→ **THE TASK**
Search the listing for the string "will" and copy every line that contains it.

········

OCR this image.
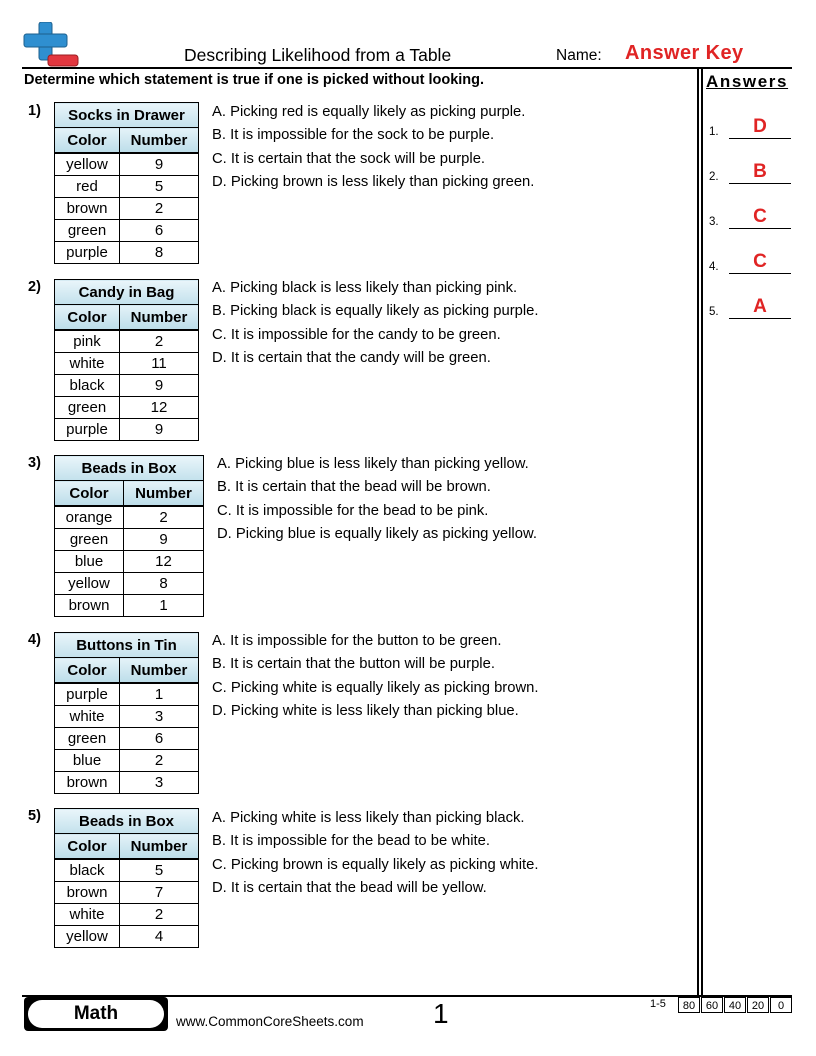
Describing Likelihood from a Table	Name: Answer Key
Determine which statement is true if one is picked without looking.	Answers
1.	D
2.	B
3.	C
4.	C
5.	A
1) Socks in Drawer	
Color	Number
yellow	9
red	5
brown	2
green	6
purple	8
A. Picking red is equally likely as picking purple.
B. It is impossible for the sock to be purple.
C. It is certain that the sock will be purple.
D. Picking brown is less likely than picking green.
2)	Candy in Bag	
Color	Number
pink	2
white	11
black	9
green	12
purple	9
A. Picking black is less likely than picking pink.
B. Picking black is equally likely as picking purple.
C. It is impossible for the candy to be green.
D. It is certain that the candy will be green.
3)	Beads in Box	
Color	Number
orange	2
green	9
blue	12
yellow	8
brown	1
A. Picking blue is less likely than picking yellow.
B. It is certain that the bead will be brown.
C. It is impossible for the bead to be pink.
D. Picking blue is equally likely as picking yellow.
4) Buttons in Tin	
Color	Number
purple	1
white	3
green	6
blue	2
brown	3
A. It is impossible for the button to be green.
B. It is certain that the button will be purple.
C. Picking white is equally likely as picking brown.
D. Picking white is less likely than picking blue.
5)	Beads in Box	
Color	Number
black	5
brown	7
white	2
yellow	4
A. Picking white is less likely than picking black.
B. It is impossible for the bead to be white.
C. Picking brown is equally likely as picking white.
D. It is certain that the bead will be yellow.
Math	www.CommonCoreSheets.com 1	1-5	80 60 40 20	0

········

→ **EXERCISE SOLUTION**
C. It is certain that the sock will be purple.
D. It is certain that the candy will be green.
B. It is certain that the bead will be brown.
B. It is certain that the button will be purple.
D. It is certain that the bead will be yellow.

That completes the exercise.